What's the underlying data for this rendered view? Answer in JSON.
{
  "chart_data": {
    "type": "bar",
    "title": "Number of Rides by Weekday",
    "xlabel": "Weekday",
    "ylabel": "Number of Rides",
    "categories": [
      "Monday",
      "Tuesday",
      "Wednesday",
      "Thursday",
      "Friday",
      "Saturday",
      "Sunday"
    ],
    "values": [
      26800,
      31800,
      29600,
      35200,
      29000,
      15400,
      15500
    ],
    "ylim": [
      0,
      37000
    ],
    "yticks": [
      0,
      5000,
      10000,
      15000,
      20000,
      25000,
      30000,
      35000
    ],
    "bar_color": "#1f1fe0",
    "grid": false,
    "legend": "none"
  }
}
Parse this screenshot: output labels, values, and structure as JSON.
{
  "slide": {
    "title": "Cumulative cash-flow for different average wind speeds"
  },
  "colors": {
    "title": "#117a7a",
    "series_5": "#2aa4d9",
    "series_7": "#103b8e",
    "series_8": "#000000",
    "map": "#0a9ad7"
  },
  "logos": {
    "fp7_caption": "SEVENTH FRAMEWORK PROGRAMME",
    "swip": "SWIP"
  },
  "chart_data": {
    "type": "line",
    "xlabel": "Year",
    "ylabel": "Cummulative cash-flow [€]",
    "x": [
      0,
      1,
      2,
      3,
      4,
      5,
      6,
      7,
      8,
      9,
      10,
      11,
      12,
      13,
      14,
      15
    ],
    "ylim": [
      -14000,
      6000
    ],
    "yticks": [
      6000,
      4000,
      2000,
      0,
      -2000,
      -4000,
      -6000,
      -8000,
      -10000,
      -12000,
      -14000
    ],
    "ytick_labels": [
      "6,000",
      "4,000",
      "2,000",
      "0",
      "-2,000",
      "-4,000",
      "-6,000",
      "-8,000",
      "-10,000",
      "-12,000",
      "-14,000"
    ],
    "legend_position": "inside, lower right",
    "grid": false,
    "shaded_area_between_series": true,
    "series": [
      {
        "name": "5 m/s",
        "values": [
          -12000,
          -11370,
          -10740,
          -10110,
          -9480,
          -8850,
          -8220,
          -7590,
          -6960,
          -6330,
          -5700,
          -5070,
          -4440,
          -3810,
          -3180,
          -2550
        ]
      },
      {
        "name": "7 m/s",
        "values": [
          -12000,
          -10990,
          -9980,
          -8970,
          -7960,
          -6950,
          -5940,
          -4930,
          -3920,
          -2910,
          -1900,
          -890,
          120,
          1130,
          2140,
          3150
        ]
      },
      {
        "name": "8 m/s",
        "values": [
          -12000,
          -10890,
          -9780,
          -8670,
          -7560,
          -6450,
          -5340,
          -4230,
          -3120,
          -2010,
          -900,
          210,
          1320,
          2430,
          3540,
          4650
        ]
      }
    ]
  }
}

──────────────────────────────

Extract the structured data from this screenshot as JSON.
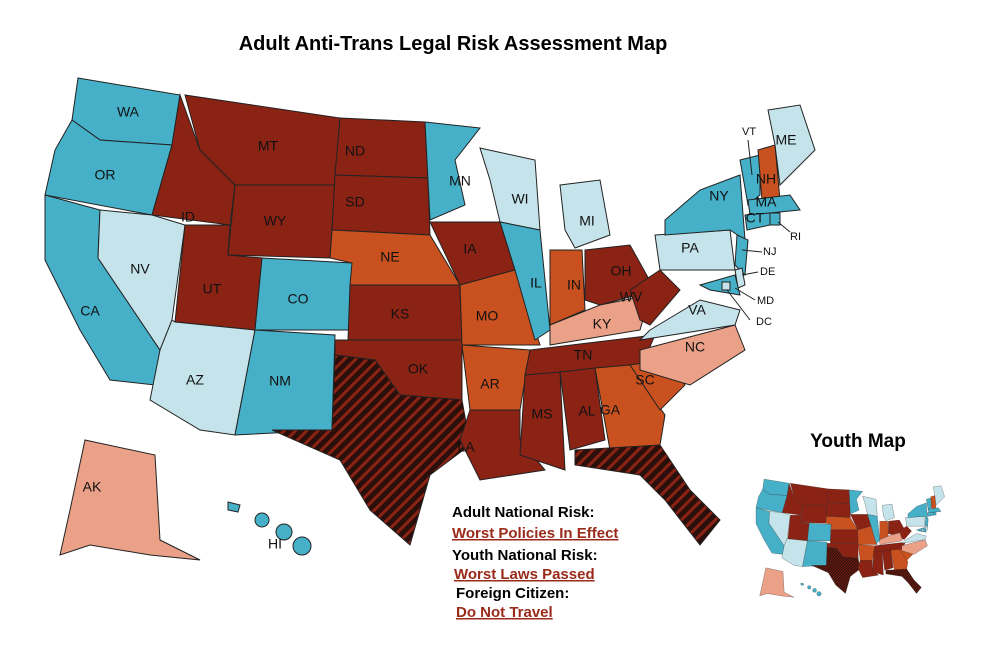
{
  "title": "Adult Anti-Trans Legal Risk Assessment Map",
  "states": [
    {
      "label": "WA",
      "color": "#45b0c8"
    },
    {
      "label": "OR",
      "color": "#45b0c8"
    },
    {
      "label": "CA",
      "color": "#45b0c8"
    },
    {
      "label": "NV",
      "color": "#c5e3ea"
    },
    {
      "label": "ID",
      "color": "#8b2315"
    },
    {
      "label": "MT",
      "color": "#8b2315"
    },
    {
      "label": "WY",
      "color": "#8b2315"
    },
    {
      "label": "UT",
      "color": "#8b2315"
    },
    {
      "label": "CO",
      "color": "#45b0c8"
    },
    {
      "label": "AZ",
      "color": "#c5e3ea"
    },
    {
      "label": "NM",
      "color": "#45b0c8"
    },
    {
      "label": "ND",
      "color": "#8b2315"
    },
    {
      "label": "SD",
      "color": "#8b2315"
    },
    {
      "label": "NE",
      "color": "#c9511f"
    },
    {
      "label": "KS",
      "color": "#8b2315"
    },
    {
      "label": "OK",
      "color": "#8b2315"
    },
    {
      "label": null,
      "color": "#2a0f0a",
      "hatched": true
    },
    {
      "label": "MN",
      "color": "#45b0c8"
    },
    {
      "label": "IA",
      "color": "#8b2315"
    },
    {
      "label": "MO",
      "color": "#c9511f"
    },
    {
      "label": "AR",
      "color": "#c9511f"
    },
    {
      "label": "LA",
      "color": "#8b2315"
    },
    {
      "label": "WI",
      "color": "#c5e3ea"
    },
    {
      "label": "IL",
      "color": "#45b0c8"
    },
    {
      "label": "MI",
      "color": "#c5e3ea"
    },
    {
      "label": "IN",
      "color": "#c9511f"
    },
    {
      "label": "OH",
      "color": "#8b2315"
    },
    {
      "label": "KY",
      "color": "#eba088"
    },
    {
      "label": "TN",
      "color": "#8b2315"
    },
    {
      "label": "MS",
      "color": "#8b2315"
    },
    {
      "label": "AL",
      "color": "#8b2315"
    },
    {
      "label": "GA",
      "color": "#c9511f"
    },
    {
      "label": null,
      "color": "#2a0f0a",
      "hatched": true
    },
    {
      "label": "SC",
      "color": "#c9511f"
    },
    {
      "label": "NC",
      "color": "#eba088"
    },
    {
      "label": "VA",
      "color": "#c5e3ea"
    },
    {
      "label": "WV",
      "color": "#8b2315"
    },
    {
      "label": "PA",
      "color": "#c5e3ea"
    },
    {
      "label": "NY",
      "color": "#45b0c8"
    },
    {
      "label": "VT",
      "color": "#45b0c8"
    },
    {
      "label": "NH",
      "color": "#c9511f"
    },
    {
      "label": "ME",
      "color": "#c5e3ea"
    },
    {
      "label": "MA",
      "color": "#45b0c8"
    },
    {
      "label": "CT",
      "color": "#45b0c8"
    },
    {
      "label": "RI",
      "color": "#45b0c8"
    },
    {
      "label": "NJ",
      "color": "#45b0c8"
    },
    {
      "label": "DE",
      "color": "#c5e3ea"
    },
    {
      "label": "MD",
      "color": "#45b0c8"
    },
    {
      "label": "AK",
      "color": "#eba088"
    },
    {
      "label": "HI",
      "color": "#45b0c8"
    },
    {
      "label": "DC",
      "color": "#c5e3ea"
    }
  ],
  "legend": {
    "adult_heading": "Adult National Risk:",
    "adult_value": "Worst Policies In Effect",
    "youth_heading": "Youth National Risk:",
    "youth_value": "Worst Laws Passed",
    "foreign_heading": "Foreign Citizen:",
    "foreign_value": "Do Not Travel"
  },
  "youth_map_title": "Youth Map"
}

──────────────────────────────

### WHAT THE TASK ASKS
Looking at the records above, report how many lines contain the word "Risk". Answer with the number only.

### SOLUTION TO THIS TASK
3